- **Instructions to follow**
Return all the entries exactly, keeping pictures out.

- **Data for this exercise**
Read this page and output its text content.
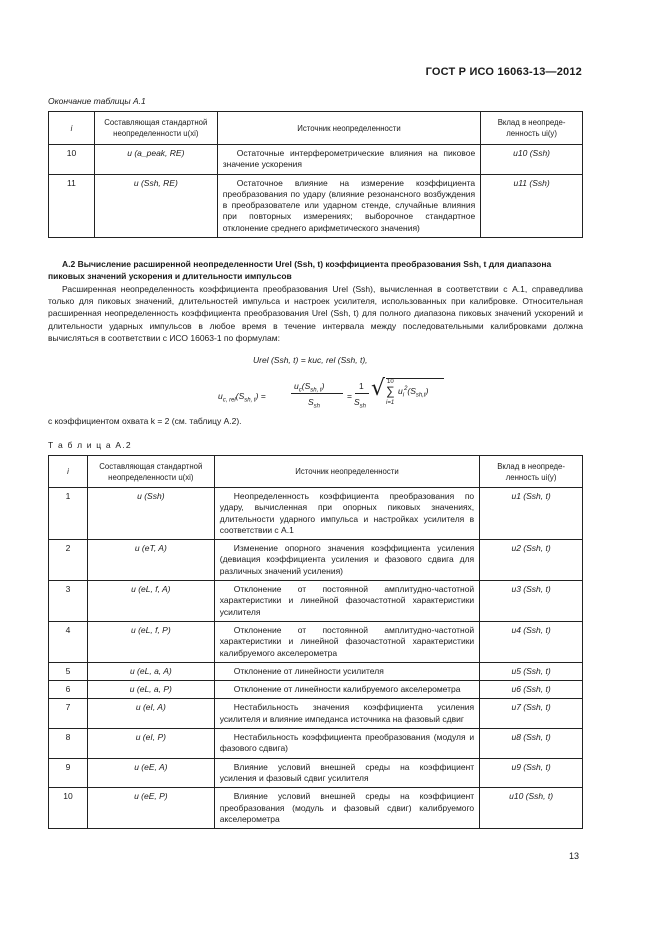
ГОСТ Р ИСО 16063-13—2012
Окончание таблицы А.1
i	Составляющая стандартной неопределенности u(xi)	Источник неопределенности	Вклад в неопреде-ленность ui(y)
10	u (a_peak, RE)	Остаточные интерферометрические влияния на пиковое значение ускорения	u10 (Ssh)
11	u (Ssh, RE)	Остаточное влияние на измерение коэффициента преобразования по удару (влияние резонансного возбуждения в преобразователе или ударном стенде, случайные влияния при повторных измерениях; выборочное стандартное отклонение среднего арифметического значения)	u11 (Ssh)
А.2 Вычисление расширенной неопределенности Urel (Ssh, t) коэффициента преобразования Ssh, t для диапазона пиковых значений ускорения и длительности импульсов
Расширенная неопределенность коэффициента преобразования Urel (Ssh), вычисленная в соответствии с А.1, справедлива только для пиковых значений, длительностей импульса и настроек усилителя, использованных при калибровке. Относительная расширенная неопределенность коэффициента преобразования Urel (Ssh, t) для полного диапазона пиковых значений ускорений и длительности ударных импульсов в любое время в течение интервала между последовательными калибровками должна вычисляться в соответствии с ИСО 16063-1 по формулам:
Urel (Ssh, t) = kuc, rel (Ssh, t),
$u_{c, rel}(S_{sh, t})$ =
$u_c(S_{sh, t})$
$S_{sh}$
=
1
$S_{sh}$
√ 10
∑
i=1
$u_i^2(S_{sh,t})$
с коэффициентом охвата k = 2 (см. таблицу А.2).
Т а б л и ц а А.2
i	Составляющая стандартной неопределенности u(xi)	Источник неопределенности	Вклад в неопреде-ленность ui(y)
1	u (Ssh)	Неопределенность коэффициента преобразования по удару, вычисленная при опорных пиковых значениях, длительности ударного импульса и настройках усилителя в соответствии с А.1	u1 (Ssh, t)
2	u (eT, A)	Изменение опорного значения коэффициента усиления (девиация коэффициента усиления и фазового сдвига для различных значений усиления)	u2 (Ssh, t)
3	u (eL, f, A)	Отклонение от постоянной амплитудно-частотной характеристики и линейной фазочастотной характеристики усилителя	u3 (Ssh, t)
4	u (eL, f, P)	Отклонение от постоянной амплитудно-частотной характеристики и линейной фазочастотной характеристики калибруемого акселерометра	u4 (Ssh, t)
5	u (eL, a, A)	Отклонение от линейности усилителя	u5 (Ssh, t)
6	u (eL, a, P)	Отклонение от линейности калибруемого акселерометра	u6 (Ssh, t)
7	u (eI, A)	Нестабильность значения коэффициента усиления усилителя и влияние импеданса источника на фазовый сдвиг	u7 (Ssh, t)
8	u (eI, P)	Нестабильность коэффициента преобразования (модуля и фазового сдвига)	u8 (Ssh, t)
9	u (eE, A)	Влияние условий внешней среды на коэффициент усиления и фазовый сдвиг усилителя	u9 (Ssh, t)
10	u (eE, P)	Влияние условий внешней среды на коэффициент преобразования (модуль и фазовый сдвиг) калибруемого акселерометра	u10 (Ssh, t)
13
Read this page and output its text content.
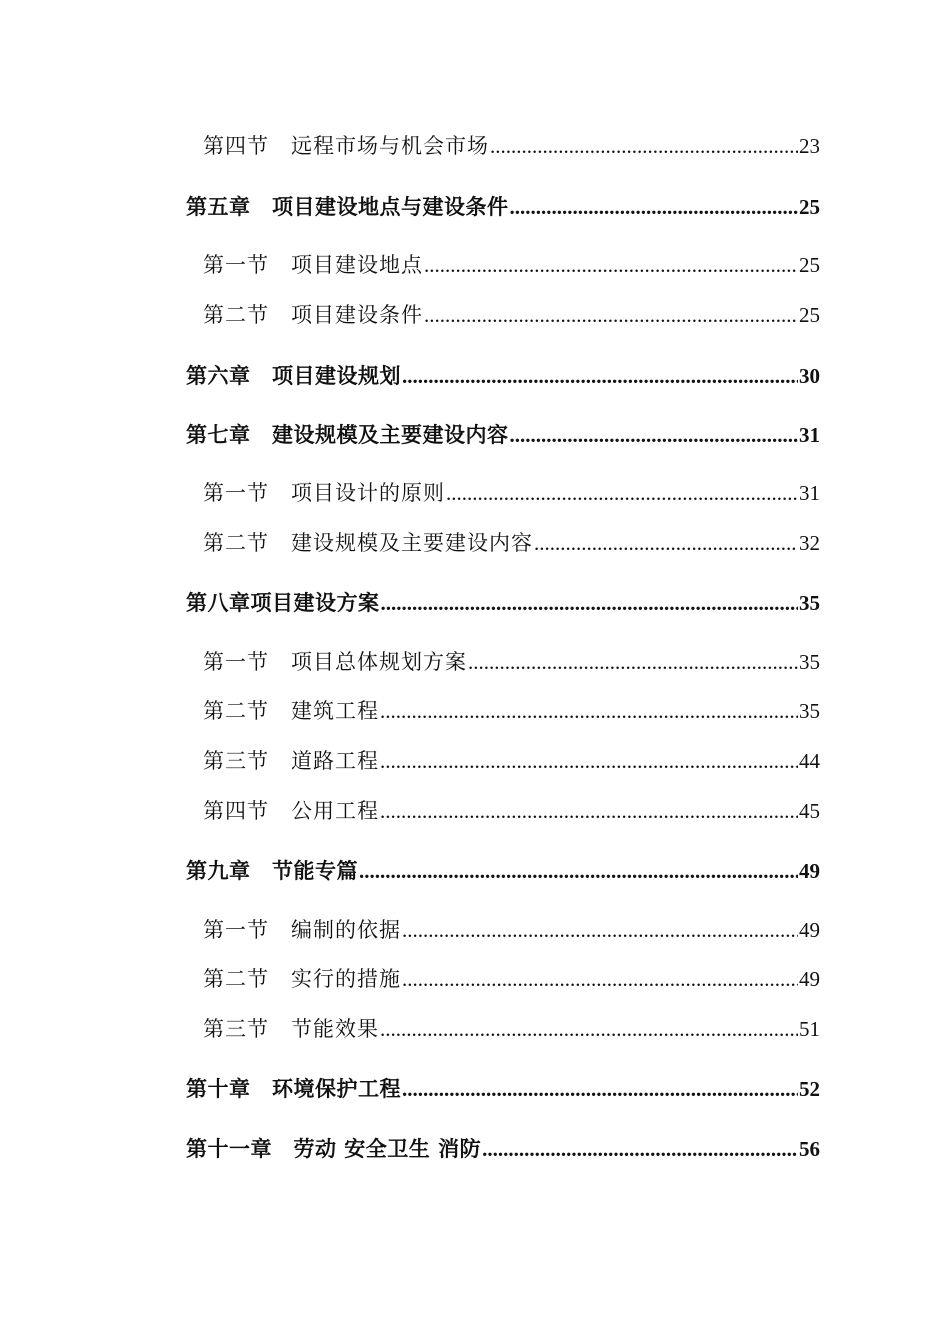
第四节　远程市场与机会市场 .....	23
第五章　项目建设地点与建设条件 .....	25
第一节　项目建设地点 .....	25
第二节　项目建设条件 .....	25
第六章　项目建设规划 .....	30
第七章　建设规模及主要建设内容 .....	31
第一节　项目设计的原则 .....	31
第二节　建设规模及主要建设内容 .....	32
第八章项目建设方案 .....	35
第一节　项目总体规划方案 .....	35
第二节　建筑工程 .....	35
第三节　道路工程 .....	44
第四节　公用工程 .....	45
第九章　节能专篇 .....	49
第一节　编制的依据 .....	49
第二节　实行的措施 .....	49
第三节　节能效果 .....	51
第十章　环境保护工程 .....	52
第十一章　劳动 安全卫生 消防 .....	56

- **Answer to the task**
Read this page and output its text content.
ГОСТ Р ИСО 16063-13—2012
Окончание таблицы А.1
i	Составляющая стандартной неопределенности u(xi)	Источник неопределенности	Вклад в неопреде-ленность ui(y)
10	u (a_peak, RE)	Остаточные интерферометрические влияния на пиковое значение ускорения	u10 (Ssh)
11	u (Ssh, RE)	Остаточное влияние на измерение коэффициента преобразования по удару (влияние резонансного возбуждения в преобразователе или ударном стенде, случайные влияния при повторных измерениях; выборочное стандартное отклонение среднего арифметического значения)	u11 (Ssh)
А.2 Вычисление расширенной неопределенности Urel (Ssh, t) коэффициента преобразования Ssh, t для диапазона пиковых значений ускорения и длительности импульсов
Расширенная неопределенность коэффициента преобразования Urel (Ssh), вычисленная в соответствии с А.1, справедлива только для пиковых значений, длительностей импульса и настроек усилителя, использованных при калибровке. Относительная расширенная неопределенность коэффициента преобразования Urel (Ssh, t) для полного диапазона пиковых значений ускорений и длительности ударных импульсов в любое время в течение интервала между последовательными калибровками должна вычисляться в соответствии с ИСО 16063-1 по формулам:
Urel (Ssh, t) = kuc, rel (Ssh, t),
$u_{c, rel}(S_{sh, t})$ =
$u_c(S_{sh, t})$
$S_{sh}$
=
1
$S_{sh}$
√ 10
∑
i=1
$u_i^2(S_{sh,t})$
с коэффициентом охвата k = 2 (см. таблицу А.2).
Т а б л и ц а А.2
i	Составляющая стандартной неопределенности u(xi)	Источник неопределенности	Вклад в неопреде-ленность ui(y)
1	u (Ssh)	Неопределенность коэффициента преобразования по удару, вычисленная при опорных пиковых значениях, длительности ударного импульса и настройках усилителя в соответствии с А.1	u1 (Ssh, t)
2	u (eT, A)	Изменение опорного значения коэффициента усиления (девиация коэффициента усиления и фазового сдвига для различных значений усиления)	u2 (Ssh, t)
3	u (eL, f, A)	Отклонение от постоянной амплитудно-частотной характеристики и линейной фазочастотной характеристики усилителя	u3 (Ssh, t)
4	u (eL, f, P)	Отклонение от постоянной амплитудно-частотной характеристики и линейной фазочастотной характеристики калибруемого акселерометра	u4 (Ssh, t)
5	u (eL, a, A)	Отклонение от линейности усилителя	u5 (Ssh, t)
6	u (eL, a, P)	Отклонение от линейности калибруемого акселерометра	u6 (Ssh, t)
7	u (eI, A)	Нестабильность значения коэффициента усиления усилителя и влияние импеданса источника на фазовый сдвиг	u7 (Ssh, t)
8	u (eI, P)	Нестабильность коэффициента преобразования (модуля и фазового сдвига)	u8 (Ssh, t)
9	u (eE, A)	Влияние условий внешней среды на коэффициент усиления и фазовый сдвиг усилителя	u9 (Ssh, t)
10	u (eE, P)	Влияние условий внешней среды на коэффициент преобразования (модуль и фазовый сдвиг) калибруемого акселерометра	u10 (Ssh, t)
13
Read this page and output its text content.
第四节　远程市场与机会市场 .....	23
第五章　项目建设地点与建设条件 .....	25
第一节　项目建设地点 .....	25
第二节　项目建设条件 .....	25
第六章　项目建设规划 .....	30
第七章　建设规模及主要建设内容 .....	31
第一节　项目设计的原则 .....	31
第二节　建设规模及主要建设内容 .....	32
第八章项目建设方案 .....	35
第一节　项目总体规划方案 .....	35
第二节　建筑工程 .....	35
第三节　道路工程 .....	44
第四节　公用工程 .....	45
第九章　节能专篇 .....	49
第一节　编制的依据 .....	49
第二节　实行的措施 .....	49
第三节　节能效果 .....	51
第十章　环境保护工程 .....	52
第十一章　劳动 安全卫生 消防 .....	56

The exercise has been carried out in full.